*Dataset*.
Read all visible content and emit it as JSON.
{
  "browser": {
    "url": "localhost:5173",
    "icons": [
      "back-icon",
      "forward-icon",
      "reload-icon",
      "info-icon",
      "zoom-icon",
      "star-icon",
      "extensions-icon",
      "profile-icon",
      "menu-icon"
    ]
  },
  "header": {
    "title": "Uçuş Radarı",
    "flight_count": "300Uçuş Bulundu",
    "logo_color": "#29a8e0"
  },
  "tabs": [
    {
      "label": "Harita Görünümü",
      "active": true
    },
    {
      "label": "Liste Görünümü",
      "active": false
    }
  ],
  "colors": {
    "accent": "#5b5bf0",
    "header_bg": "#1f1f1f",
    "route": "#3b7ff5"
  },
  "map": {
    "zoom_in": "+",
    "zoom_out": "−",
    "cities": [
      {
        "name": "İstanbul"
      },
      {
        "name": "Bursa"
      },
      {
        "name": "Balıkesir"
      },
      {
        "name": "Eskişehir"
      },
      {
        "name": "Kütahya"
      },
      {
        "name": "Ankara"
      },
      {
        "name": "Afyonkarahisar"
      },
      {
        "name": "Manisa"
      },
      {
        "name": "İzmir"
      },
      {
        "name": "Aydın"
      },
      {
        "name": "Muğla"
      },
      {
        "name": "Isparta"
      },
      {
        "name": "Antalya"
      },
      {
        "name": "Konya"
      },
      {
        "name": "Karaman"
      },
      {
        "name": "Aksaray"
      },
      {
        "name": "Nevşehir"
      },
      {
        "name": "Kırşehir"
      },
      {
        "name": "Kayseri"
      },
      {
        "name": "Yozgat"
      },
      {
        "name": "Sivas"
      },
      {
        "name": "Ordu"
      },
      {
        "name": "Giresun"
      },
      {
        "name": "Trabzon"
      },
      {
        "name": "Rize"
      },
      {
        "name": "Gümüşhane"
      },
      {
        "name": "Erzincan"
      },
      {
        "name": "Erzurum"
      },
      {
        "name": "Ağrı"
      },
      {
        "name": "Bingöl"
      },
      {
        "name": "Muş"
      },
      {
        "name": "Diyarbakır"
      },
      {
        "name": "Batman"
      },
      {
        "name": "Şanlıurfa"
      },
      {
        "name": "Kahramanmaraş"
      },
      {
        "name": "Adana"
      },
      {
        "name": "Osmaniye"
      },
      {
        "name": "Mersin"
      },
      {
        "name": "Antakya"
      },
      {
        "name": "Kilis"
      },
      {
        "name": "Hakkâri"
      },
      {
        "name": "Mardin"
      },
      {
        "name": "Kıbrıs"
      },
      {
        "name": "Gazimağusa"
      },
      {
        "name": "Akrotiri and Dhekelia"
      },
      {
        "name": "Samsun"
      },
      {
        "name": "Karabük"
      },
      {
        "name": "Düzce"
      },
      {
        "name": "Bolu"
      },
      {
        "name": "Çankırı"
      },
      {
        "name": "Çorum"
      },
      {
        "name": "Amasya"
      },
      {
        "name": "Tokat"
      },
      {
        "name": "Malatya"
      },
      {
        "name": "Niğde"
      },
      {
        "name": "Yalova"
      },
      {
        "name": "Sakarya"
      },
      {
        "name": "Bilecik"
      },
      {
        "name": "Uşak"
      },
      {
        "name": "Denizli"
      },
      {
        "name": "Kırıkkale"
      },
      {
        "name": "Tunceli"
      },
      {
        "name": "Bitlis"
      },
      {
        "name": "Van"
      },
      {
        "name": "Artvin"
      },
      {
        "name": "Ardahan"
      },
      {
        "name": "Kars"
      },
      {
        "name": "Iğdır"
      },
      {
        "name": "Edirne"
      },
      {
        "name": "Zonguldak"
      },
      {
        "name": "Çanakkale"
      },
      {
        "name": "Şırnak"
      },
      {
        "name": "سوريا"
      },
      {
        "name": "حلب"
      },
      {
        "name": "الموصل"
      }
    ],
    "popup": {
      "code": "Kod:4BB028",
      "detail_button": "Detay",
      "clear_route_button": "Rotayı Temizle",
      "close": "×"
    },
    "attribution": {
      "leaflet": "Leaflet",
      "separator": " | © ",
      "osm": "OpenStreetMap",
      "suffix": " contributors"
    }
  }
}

...

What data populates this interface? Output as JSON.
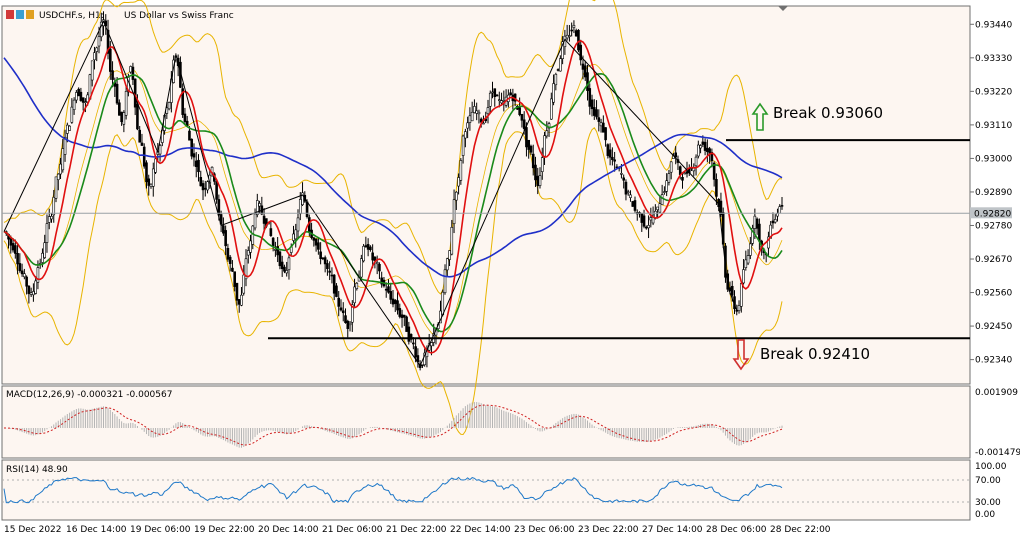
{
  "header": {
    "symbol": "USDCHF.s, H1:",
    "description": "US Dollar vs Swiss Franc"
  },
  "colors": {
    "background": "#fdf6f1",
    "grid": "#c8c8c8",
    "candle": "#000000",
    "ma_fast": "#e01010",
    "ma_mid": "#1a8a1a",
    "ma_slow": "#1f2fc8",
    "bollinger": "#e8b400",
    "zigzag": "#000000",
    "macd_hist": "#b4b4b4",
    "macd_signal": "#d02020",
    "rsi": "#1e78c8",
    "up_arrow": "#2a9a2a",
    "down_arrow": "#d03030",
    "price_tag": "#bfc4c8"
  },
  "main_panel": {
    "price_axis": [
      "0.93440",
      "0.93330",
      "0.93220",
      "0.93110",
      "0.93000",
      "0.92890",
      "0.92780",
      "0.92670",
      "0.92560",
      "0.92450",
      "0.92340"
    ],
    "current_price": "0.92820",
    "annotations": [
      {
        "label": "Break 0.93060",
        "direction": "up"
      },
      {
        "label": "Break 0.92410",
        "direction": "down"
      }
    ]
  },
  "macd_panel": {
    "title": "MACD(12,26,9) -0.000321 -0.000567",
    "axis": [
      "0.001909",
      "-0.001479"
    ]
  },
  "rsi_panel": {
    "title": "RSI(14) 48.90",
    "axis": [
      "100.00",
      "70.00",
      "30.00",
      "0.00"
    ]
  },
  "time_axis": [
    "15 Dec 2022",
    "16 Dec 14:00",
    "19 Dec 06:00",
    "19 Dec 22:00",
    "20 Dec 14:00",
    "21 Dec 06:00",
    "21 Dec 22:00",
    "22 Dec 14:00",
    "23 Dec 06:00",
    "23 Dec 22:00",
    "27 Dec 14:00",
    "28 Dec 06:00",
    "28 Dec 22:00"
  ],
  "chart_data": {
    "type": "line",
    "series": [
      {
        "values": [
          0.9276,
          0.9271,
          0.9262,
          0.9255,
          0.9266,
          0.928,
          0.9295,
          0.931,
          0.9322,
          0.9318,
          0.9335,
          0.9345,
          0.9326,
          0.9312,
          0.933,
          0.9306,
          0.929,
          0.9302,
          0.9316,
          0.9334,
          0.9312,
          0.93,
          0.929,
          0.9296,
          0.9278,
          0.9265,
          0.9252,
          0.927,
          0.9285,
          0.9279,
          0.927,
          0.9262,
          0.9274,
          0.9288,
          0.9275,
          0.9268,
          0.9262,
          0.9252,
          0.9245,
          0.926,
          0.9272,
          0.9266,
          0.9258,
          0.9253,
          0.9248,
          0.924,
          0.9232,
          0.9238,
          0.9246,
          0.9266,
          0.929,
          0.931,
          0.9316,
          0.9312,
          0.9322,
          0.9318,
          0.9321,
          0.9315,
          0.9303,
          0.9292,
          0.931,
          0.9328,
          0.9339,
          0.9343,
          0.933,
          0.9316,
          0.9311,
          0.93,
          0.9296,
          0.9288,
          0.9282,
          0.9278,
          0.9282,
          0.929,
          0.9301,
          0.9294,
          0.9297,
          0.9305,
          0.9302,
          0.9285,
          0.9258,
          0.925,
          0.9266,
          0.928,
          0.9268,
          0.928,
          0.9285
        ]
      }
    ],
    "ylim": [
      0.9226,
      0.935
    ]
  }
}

==

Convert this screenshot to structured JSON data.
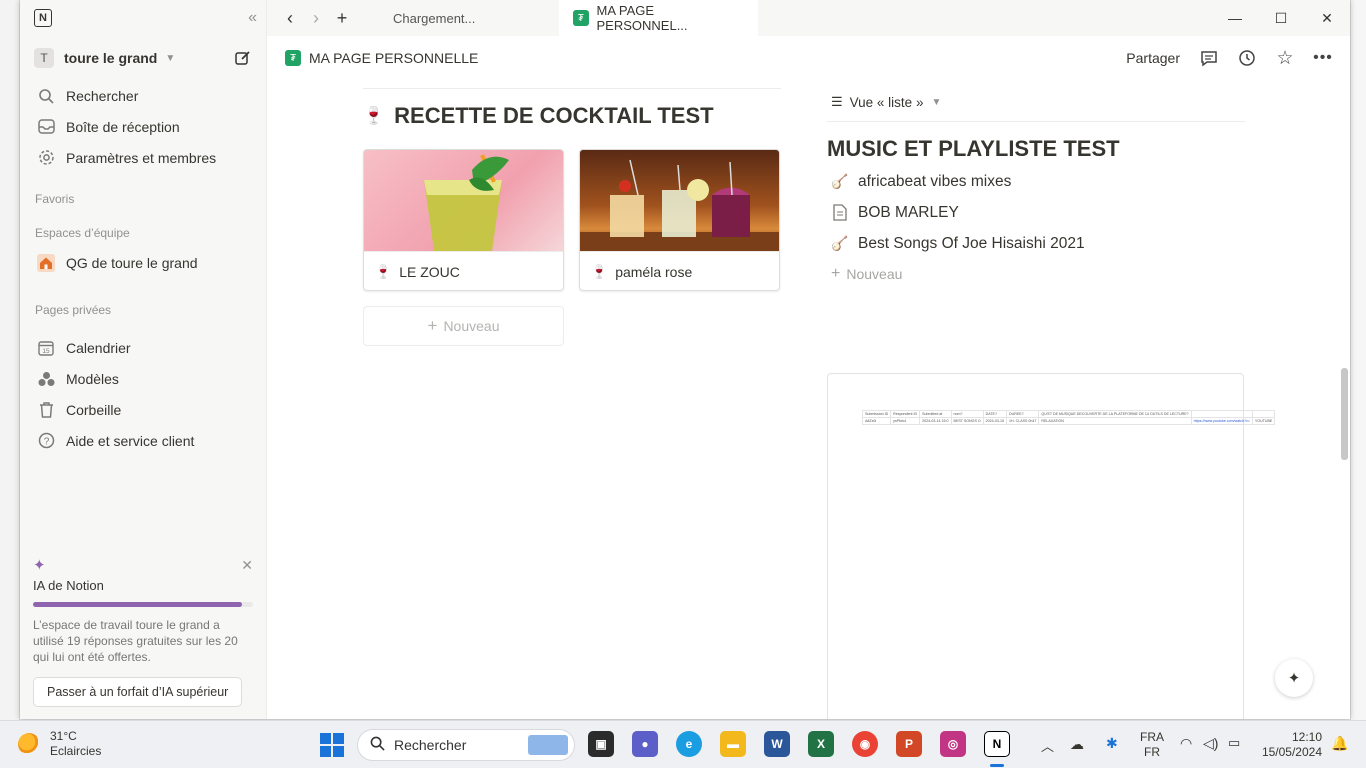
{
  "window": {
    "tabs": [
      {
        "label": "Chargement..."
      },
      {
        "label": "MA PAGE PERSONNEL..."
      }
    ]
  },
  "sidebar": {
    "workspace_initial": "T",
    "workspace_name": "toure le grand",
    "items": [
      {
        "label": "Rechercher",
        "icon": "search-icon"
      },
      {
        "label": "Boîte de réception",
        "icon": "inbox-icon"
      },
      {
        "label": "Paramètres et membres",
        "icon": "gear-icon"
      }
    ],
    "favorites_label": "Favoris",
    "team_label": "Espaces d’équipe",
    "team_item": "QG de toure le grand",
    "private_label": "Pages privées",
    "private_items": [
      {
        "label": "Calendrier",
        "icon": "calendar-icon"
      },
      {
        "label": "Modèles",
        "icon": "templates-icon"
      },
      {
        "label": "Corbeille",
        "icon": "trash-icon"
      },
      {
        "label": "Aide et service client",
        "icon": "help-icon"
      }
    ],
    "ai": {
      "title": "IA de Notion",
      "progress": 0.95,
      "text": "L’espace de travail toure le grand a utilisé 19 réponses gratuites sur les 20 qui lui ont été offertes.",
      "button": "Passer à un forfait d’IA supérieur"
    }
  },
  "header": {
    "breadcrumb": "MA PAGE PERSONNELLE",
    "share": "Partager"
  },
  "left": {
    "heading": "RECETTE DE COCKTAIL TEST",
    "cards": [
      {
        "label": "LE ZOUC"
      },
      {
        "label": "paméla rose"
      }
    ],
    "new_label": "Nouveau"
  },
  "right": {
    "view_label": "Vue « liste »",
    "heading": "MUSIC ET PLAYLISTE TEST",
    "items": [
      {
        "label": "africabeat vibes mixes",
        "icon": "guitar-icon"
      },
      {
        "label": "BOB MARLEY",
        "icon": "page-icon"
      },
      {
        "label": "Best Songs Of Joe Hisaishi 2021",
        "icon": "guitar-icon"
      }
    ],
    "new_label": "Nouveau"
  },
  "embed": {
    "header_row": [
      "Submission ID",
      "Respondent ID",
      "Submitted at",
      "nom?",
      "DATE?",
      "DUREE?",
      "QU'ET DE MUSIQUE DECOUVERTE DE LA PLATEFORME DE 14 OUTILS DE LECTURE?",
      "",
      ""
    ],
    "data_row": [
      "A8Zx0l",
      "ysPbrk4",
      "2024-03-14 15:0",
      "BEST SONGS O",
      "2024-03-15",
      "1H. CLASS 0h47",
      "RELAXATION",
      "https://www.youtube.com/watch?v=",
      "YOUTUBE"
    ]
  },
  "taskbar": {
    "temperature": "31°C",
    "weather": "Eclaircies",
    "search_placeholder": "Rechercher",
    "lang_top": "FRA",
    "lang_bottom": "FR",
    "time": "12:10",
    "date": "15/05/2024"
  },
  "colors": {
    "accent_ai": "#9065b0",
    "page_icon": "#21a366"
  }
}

*Task objective*. Where a line of the entries contains the word "title", copy that line.

*Response to the exercise*.
    "title": "Uçuş Radarı",
    "title": "MACD(12,26,9) -0.000321 -0.000567",
    "title": "RSI(14) 48.90",
      "title": "IA de Notion",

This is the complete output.